▶ TASK DETAILS: In your copy, leave out the pictures; write out all the data exactly.

┌──

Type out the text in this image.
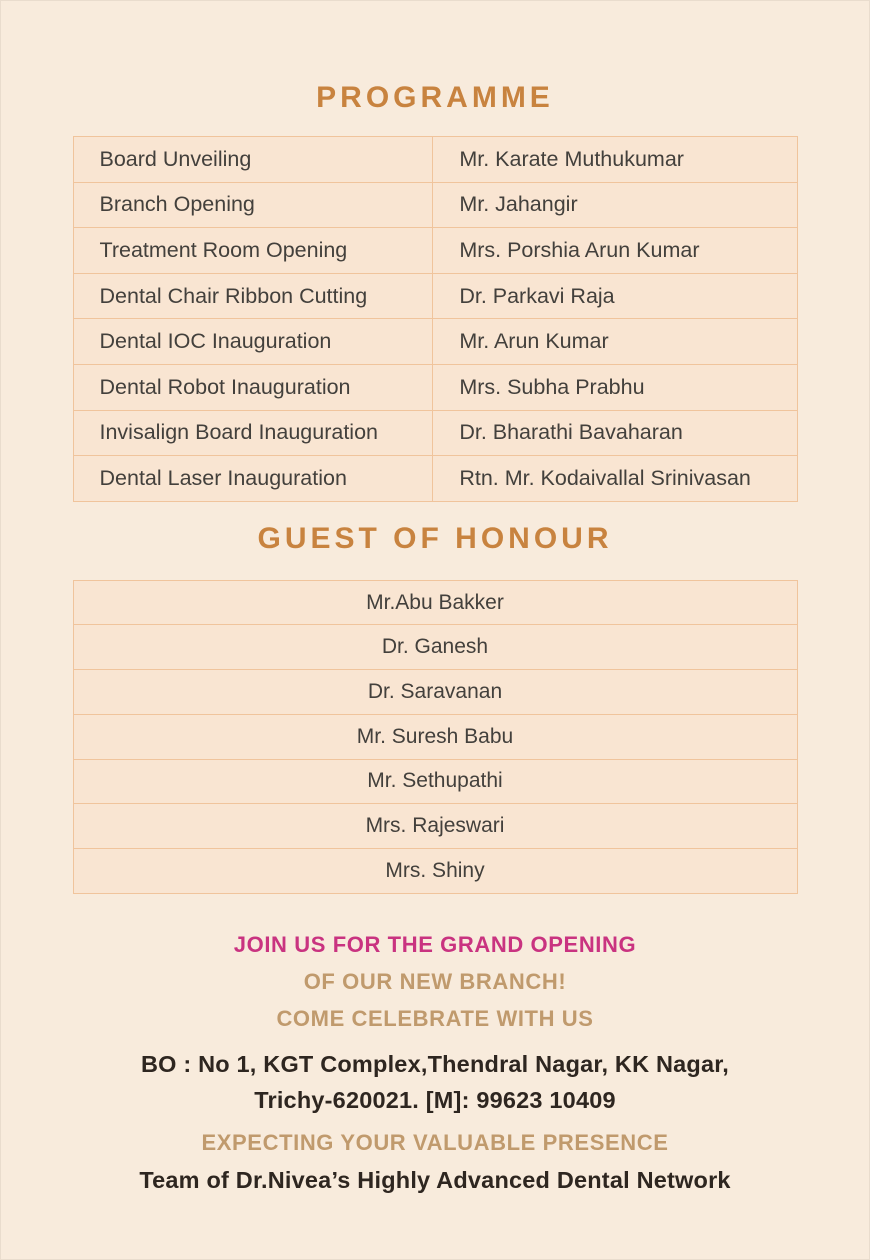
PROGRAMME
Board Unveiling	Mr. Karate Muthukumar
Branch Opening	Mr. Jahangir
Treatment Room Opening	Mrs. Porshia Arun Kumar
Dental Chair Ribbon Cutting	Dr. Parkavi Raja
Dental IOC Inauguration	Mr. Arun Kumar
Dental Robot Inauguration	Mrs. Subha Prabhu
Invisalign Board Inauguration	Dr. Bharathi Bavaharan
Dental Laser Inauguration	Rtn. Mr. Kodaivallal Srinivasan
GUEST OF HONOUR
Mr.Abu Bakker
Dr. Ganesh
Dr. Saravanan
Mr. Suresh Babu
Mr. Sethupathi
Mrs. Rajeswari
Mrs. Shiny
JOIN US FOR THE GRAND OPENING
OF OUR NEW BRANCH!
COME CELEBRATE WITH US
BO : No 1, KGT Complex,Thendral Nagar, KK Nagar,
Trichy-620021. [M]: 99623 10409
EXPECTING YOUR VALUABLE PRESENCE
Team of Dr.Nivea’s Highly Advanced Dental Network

└──

▶ ANSWER:
Type out the text in this image.
PROGRAMME
Board Unveiling	Mr. Karate Muthukumar
Branch Opening	Mr. Jahangir
Treatment Room Opening	Mrs. Porshia Arun Kumar
Dental Chair Ribbon Cutting	Dr. Parkavi Raja
Dental IOC Inauguration	Mr. Arun Kumar
Dental Robot Inauguration	Mrs. Subha Prabhu
Invisalign Board Inauguration	Dr. Bharathi Bavaharan
Dental Laser Inauguration	Rtn. Mr. Kodaivallal Srinivasan
GUEST OF HONOUR
Mr.Abu Bakker
Dr. Ganesh
Dr. Saravanan
Mr. Suresh Babu
Mr. Sethupathi
Mrs. Rajeswari
Mrs. Shiny
JOIN US FOR THE GRAND OPENING
OF OUR NEW BRANCH!
COME CELEBRATE WITH US
BO : No 1, KGT Complex,Thendral Nagar, KK Nagar,
Trichy-620021. [M]: 99623 10409
EXPECTING YOUR VALUABLE PRESENCE
Team of Dr.Nivea’s Highly Advanced Dental Network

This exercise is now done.